## Your instructions
Quote the entries in full, character for character, without their images.

Data items

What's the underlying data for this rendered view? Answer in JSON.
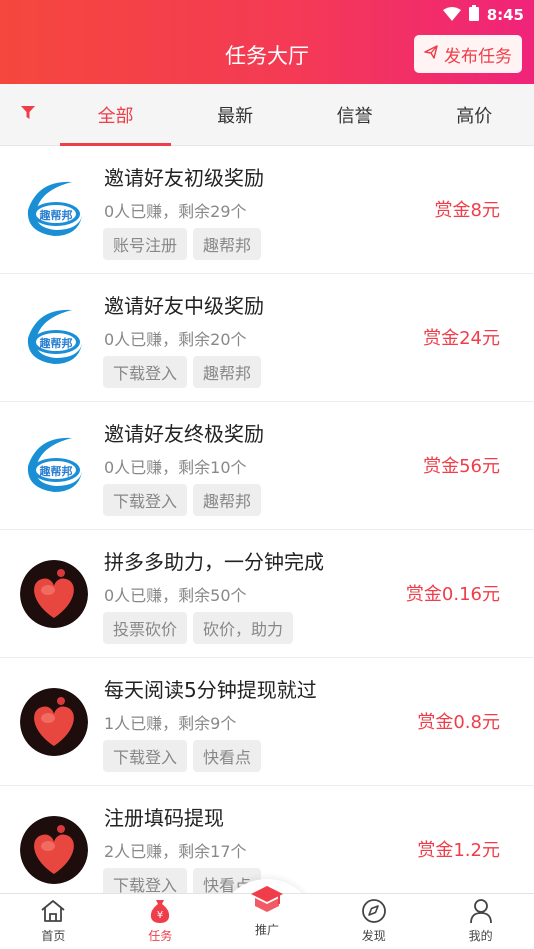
{
  "status": {
    "time": "8:45"
  },
  "header": {
    "title": "任务大厅",
    "publish_label": "发布任务"
  },
  "tabs": [
    {
      "label": "全部",
      "active": true
    },
    {
      "label": "最新",
      "active": false
    },
    {
      "label": "信誉",
      "active": false
    },
    {
      "label": "高价",
      "active": false
    }
  ],
  "tasks": [
    {
      "title": "邀请好友初级奖励",
      "meta": "0人已赚，剩余29个",
      "tags": [
        "账号注册",
        "趣帮邦"
      ],
      "reward": "赏金8元",
      "avatar": "qubangbang-logo"
    },
    {
      "title": "邀请好友中级奖励",
      "meta": "0人已赚，剩余20个",
      "tags": [
        "下载登入",
        "趣帮邦"
      ],
      "reward": "赏金24元",
      "avatar": "qubangbang-logo"
    },
    {
      "title": "邀请好友终极奖励",
      "meta": "0人已赚，剩余10个",
      "tags": [
        "下载登入",
        "趣帮邦"
      ],
      "reward": "赏金56元",
      "avatar": "qubangbang-logo"
    },
    {
      "title": "拼多多助力，一分钟完成",
      "meta": "0人已赚，剩余50个",
      "tags": [
        "投票砍价",
        "砍价，助力"
      ],
      "reward": "赏金0.16元",
      "avatar": "heart-avatar"
    },
    {
      "title": "每天阅读5分钟提现就过",
      "meta": "1人已赚，剩余9个",
      "tags": [
        "下载登入",
        "快看点"
      ],
      "reward": "赏金0.8元",
      "avatar": "heart-avatar"
    },
    {
      "title": "注册填码提现",
      "meta": "2人已赚，剩余17个",
      "tags": [
        "下载登入",
        "快看点"
      ],
      "reward": "赏金1.2元",
      "avatar": "heart-avatar"
    }
  ],
  "nav": [
    {
      "label": "首页",
      "icon": "home-icon"
    },
    {
      "label": "任务",
      "icon": "money-bag-icon",
      "active": true
    },
    {
      "label": "推广",
      "icon": "promote-icon"
    },
    {
      "label": "发现",
      "icon": "compass-icon"
    },
    {
      "label": "我的",
      "icon": "user-icon"
    }
  ],
  "logo_text": "趣帮邦",
  "colors": {
    "accent": "#ef3e4a",
    "header_start": "#f5473d",
    "header_end": "#f0237a"
  }
}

## Task response
What's the underlying data for this rendered view? Answer in JSON.
{
  "status": {
    "time": "8:45"
  },
  "header": {
    "title": "任务大厅",
    "publish_label": "发布任务"
  },
  "tabs": [
    {
      "label": "全部",
      "active": true
    },
    {
      "label": "最新",
      "active": false
    },
    {
      "label": "信誉",
      "active": false
    },
    {
      "label": "高价",
      "active": false
    }
  ],
  "tasks": [
    {
      "title": "邀请好友初级奖励",
      "meta": "0人已赚，剩余29个",
      "tags": [
        "账号注册",
        "趣帮邦"
      ],
      "reward": "赏金8元",
      "avatar": "qubangbang-logo"
    },
    {
      "title": "邀请好友中级奖励",
      "meta": "0人已赚，剩余20个",
      "tags": [
        "下载登入",
        "趣帮邦"
      ],
      "reward": "赏金24元",
      "avatar": "qubangbang-logo"
    },
    {
      "title": "邀请好友终极奖励",
      "meta": "0人已赚，剩余10个",
      "tags": [
        "下载登入",
        "趣帮邦"
      ],
      "reward": "赏金56元",
      "avatar": "qubangbang-logo"
    },
    {
      "title": "拼多多助力，一分钟完成",
      "meta": "0人已赚，剩余50个",
      "tags": [
        "投票砍价",
        "砍价，助力"
      ],
      "reward": "赏金0.16元",
      "avatar": "heart-avatar"
    },
    {
      "title": "每天阅读5分钟提现就过",
      "meta": "1人已赚，剩余9个",
      "tags": [
        "下载登入",
        "快看点"
      ],
      "reward": "赏金0.8元",
      "avatar": "heart-avatar"
    },
    {
      "title": "注册填码提现",
      "meta": "2人已赚，剩余17个",
      "tags": [
        "下载登入",
        "快看点"
      ],
      "reward": "赏金1.2元",
      "avatar": "heart-avatar"
    }
  ],
  "nav": [
    {
      "label": "首页",
      "icon": "home-icon"
    },
    {
      "label": "任务",
      "icon": "money-bag-icon",
      "active": true
    },
    {
      "label": "推广",
      "icon": "promote-icon"
    },
    {
      "label": "发现",
      "icon": "compass-icon"
    },
    {
      "label": "我的",
      "icon": "user-icon"
    }
  ],
  "logo_text": "趣帮邦",
  "colors": {
    "accent": "#ef3e4a",
    "header_start": "#f5473d",
    "header_end": "#f0237a"
  }
}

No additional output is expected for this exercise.